→ SHORT PROBLEM:
Every line that includes the word "high" is to be listed.

→ RECORDED DATA:

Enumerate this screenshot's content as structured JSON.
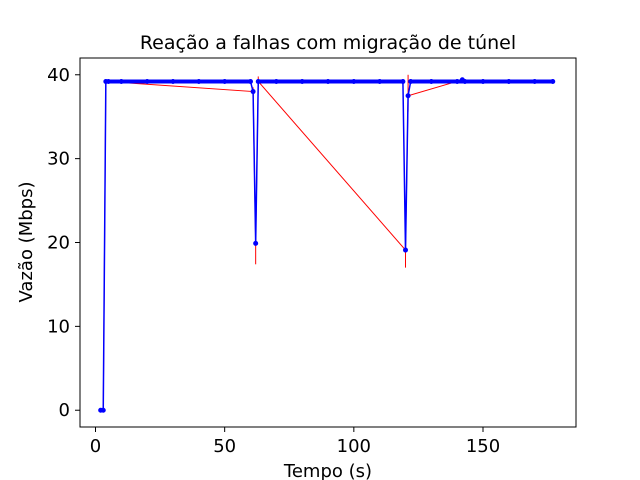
{
  "chart_data": {
    "type": "line",
    "title": "Reação a falhas com migração de túnel",
    "xlabel": "Tempo (s)",
    "ylabel": "Vazão (Mbps)",
    "xlim": [
      -6,
      186
    ],
    "ylim": [
      -2,
      42
    ],
    "xticks": [
      0,
      50,
      100,
      150
    ],
    "yticks": [
      0,
      10,
      20,
      30,
      40
    ],
    "xtick_labels": [
      "0",
      "50",
      "100",
      "150"
    ],
    "ytick_labels": [
      "0",
      "10",
      "20",
      "30",
      "40"
    ],
    "grid": false,
    "legend": "none",
    "series": [
      {
        "style": "error-bars",
        "color": "#ff0000",
        "points": [
          {
            "x": 2,
            "y": 0.0,
            "low": 0.0,
            "high": 0.0
          },
          {
            "x": 3,
            "y": 0.0,
            "low": 0.0,
            "high": 0.0
          },
          {
            "x": 4,
            "y": 39.2,
            "low": 39.0,
            "high": 39.4
          },
          {
            "x": 61,
            "y": 38.0,
            "low": 37.5,
            "high": 38.5
          },
          {
            "x": 62,
            "y": 19.9,
            "low": 17.4,
            "high": 22.4
          },
          {
            "x": 63,
            "y": 39.2,
            "low": 38.6,
            "high": 39.8
          },
          {
            "x": 120,
            "y": 19.1,
            "low": 17.0,
            "high": 21.2
          },
          {
            "x": 121,
            "y": 37.5,
            "low": 35.6,
            "high": 40.0
          },
          {
            "x": 142,
            "y": 39.4,
            "low": 39.3,
            "high": 39.6
          }
        ]
      },
      {
        "style": "line-markers",
        "color": "#0000ff",
        "x": [
          2,
          3,
          4,
          5,
          10,
          20,
          30,
          40,
          50,
          60,
          61,
          62,
          63,
          70,
          80,
          90,
          100,
          110,
          119,
          120,
          121,
          122,
          130,
          140,
          142,
          143,
          150,
          160,
          170,
          177
        ],
        "y": [
          0.0,
          0.0,
          39.2,
          39.2,
          39.2,
          39.2,
          39.2,
          39.2,
          39.2,
          39.2,
          38.0,
          19.9,
          39.2,
          39.2,
          39.2,
          39.2,
          39.2,
          39.2,
          39.2,
          19.1,
          37.5,
          39.2,
          39.2,
          39.2,
          39.4,
          39.2,
          39.2,
          39.2,
          39.2,
          39.2
        ],
        "dense_segments": [
          [
            4,
            60
          ],
          [
            63,
            119
          ],
          [
            122,
            177
          ]
        ]
      }
    ]
  }
}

→ RIGHT ANSWER:
            "high": 0.0
            "high": 0.0
            "high": 39.4
            "high": 38.5
            "high": 22.4
            "high": 39.8
            "high": 21.2
            "high": 40.0
            "high": 39.6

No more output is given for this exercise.